### WORK TO DO
Reproduce the lines below verbatim, from the first to the last.

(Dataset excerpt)
□ □ □ □
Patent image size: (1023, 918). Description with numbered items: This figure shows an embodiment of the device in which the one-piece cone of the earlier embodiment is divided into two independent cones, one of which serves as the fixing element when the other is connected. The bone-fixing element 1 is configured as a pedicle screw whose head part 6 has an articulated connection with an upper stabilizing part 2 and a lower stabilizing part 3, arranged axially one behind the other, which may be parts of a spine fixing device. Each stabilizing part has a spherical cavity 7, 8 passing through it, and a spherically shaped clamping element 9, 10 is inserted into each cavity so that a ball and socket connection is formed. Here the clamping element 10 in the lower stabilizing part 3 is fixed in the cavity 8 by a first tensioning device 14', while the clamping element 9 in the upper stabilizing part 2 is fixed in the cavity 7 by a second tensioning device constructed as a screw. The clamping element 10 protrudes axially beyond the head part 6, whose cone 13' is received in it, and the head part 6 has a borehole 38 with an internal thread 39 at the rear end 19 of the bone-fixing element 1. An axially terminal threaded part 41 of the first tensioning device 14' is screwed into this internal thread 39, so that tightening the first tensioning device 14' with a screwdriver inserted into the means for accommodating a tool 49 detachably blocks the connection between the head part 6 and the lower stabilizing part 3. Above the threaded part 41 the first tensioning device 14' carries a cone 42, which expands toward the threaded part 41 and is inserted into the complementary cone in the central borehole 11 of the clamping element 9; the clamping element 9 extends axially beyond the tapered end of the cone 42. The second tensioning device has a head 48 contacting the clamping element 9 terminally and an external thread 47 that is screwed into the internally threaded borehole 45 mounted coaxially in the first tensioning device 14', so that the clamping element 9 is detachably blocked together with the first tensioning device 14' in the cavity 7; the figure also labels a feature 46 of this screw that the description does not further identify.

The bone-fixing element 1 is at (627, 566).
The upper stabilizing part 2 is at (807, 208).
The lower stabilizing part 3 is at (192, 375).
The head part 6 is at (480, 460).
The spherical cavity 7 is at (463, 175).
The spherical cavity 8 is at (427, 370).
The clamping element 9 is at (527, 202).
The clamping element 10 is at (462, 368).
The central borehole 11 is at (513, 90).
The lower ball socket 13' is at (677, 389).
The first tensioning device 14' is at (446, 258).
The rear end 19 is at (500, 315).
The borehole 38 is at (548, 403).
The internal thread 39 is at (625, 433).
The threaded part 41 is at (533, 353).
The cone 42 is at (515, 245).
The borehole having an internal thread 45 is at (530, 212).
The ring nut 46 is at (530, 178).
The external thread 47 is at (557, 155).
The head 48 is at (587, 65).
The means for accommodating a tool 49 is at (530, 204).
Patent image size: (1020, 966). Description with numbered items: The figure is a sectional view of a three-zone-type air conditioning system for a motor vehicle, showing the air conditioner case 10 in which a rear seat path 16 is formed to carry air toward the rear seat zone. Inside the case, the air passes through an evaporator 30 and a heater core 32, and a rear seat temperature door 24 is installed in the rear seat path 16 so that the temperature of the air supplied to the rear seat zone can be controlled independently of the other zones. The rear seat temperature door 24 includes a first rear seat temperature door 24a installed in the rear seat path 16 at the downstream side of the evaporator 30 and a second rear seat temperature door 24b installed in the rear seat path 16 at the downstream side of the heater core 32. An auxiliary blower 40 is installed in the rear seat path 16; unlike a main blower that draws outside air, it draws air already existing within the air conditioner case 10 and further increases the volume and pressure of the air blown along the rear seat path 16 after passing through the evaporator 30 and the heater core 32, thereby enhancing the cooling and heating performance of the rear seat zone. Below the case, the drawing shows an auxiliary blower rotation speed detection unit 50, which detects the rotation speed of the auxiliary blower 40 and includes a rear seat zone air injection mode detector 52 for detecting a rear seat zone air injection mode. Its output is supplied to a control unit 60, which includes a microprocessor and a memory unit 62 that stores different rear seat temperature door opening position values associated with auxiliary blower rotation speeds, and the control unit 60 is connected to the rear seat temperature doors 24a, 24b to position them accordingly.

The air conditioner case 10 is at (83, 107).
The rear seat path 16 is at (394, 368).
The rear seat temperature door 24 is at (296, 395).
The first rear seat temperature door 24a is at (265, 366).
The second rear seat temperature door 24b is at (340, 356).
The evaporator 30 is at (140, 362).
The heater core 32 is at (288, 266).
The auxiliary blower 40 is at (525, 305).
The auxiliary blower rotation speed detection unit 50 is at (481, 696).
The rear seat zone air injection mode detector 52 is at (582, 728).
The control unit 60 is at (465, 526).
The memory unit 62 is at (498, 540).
□ □ □ □
### FULL RESPONSE
Patent image size: (1023, 918). Description with numbered items: This figure shows an embodiment of the device in which the one-piece cone of the earlier embodiment is divided into two independent cones, one of which serves as the fixing element when the other is connected. The bone-fixing element 1 is configured as a pedicle screw whose head part 6 has an articulated connection with an upper stabilizing part 2 and a lower stabilizing part 3, arranged axially one behind the other, which may be parts of a spine fixing device. Each stabilizing part has a spherical cavity 7, 8 passing through it, and a spherically shaped clamping element 9, 10 is inserted into each cavity so that a ball and socket connection is formed. Here the clamping element 10 in the lower stabilizing part 3 is fixed in the cavity 8 by a first tensioning device 14', while the clamping element 9 in the upper stabilizing part 2 is fixed in the cavity 7 by a second tensioning device constructed as a screw. The clamping element 10 protrudes axially beyond the head part 6, whose cone 13' is received in it, and the head part 6 has a borehole 38 with an internal thread 39 at the rear end 19 of the bone-fixing element 1. An axially terminal threaded part 41 of the first tensioning device 14' is screwed into this internal thread 39, so that tightening the first tensioning device 14' with a screwdriver inserted into the means for accommodating a tool 49 detachably blocks the connection between the head part 6 and the lower stabilizing part 3. Above the threaded part 41 the first tensioning device 14' carries a cone 42, which expands toward the threaded part 41 and is inserted into the complementary cone in the central borehole 11 of the clamping element 9; the clamping element 9 extends axially beyond the tapered end of the cone 42. The second tensioning device has a head 48 contacting the clamping element 9 terminally and an external thread 47 that is screwed into the internally threaded borehole 45 mounted coaxially in the first tensioning device 14', so that the clamping element 9 is detachably blocked together with the first tensioning device 14' in the cavity 7; the figure also labels a feature 46 of this screw that the description does not further identify.

The bone-fixing element 1 is at (627, 566).
The upper stabilizing part 2 is at (807, 208).
The lower stabilizing part 3 is at (192, 375).
The head part 6 is at (480, 460).
The spherical cavity 7 is at (463, 175).
The spherical cavity 8 is at (427, 370).
The clamping element 9 is at (527, 202).
The clamping element 10 is at (462, 368).
The central borehole 11 is at (513, 90).
The lower ball socket 13' is at (677, 389).
The first tensioning device 14' is at (446, 258).
The rear end 19 is at (500, 315).
The borehole 38 is at (548, 403).
The internal thread 39 is at (625, 433).
The threaded part 41 is at (533, 353).
The cone 42 is at (515, 245).
The borehole having an internal thread 45 is at (530, 212).
The ring nut 46 is at (530, 178).
The external thread 47 is at (557, 155).
The head 48 is at (587, 65).
The means for accommodating a tool 49 is at (530, 204).
Patent image size: (1020, 966). Description with numbered items: The figure is a sectional view of a three-zone-type air conditioning system for a motor vehicle, showing the air conditioner case 10 in which a rear seat path 16 is formed to carry air toward the rear seat zone. Inside the case, the air passes through an evaporator 30 and a heater core 32, and a rear seat temperature door 24 is installed in the rear seat path 16 so that the temperature of the air supplied to the rear seat zone can be controlled independently of the other zones. The rear seat temperature door 24 includes a first rear seat temperature door 24a installed in the rear seat path 16 at the downstream side of the evaporator 30 and a second rear seat temperature door 24b installed in the rear seat path 16 at the downstream side of the heater core 32. An auxiliary blower 40 is installed in the rear seat path 16; unlike a main blower that draws outside air, it draws air already existing within the air conditioner case 10 and further increases the volume and pressure of the air blown along the rear seat path 16 after passing through the evaporator 30 and the heater core 32, thereby enhancing the cooling and heating performance of the rear seat zone. Below the case, the drawing shows an auxiliary blower rotation speed detection unit 50, which detects the rotation speed of the auxiliary blower 40 and includes a rear seat zone air injection mode detector 52 for detecting a rear seat zone air injection mode. Its output is supplied to a control unit 60, which includes a microprocessor and a memory unit 62 that stores different rear seat temperature door opening position values associated with auxiliary blower rotation speeds, and the control unit 60 is connected to the rear seat temperature doors 24a, 24b to position them accordingly.

The air conditioner case 10 is at (83, 107).
The rear seat path 16 is at (394, 368).
The rear seat temperature door 24 is at (296, 395).
The first rear seat temperature door 24a is at (265, 366).
The second rear seat temperature door 24b is at (340, 356).
The evaporator 30 is at (140, 362).
The heater core 32 is at (288, 266).
The auxiliary blower 40 is at (525, 305).
The auxiliary blower rotation speed detection unit 50 is at (481, 696).
The rear seat zone air injection mode detector 52 is at (582, 728).
The control unit 60 is at (465, 526).
The memory unit 62 is at (498, 540).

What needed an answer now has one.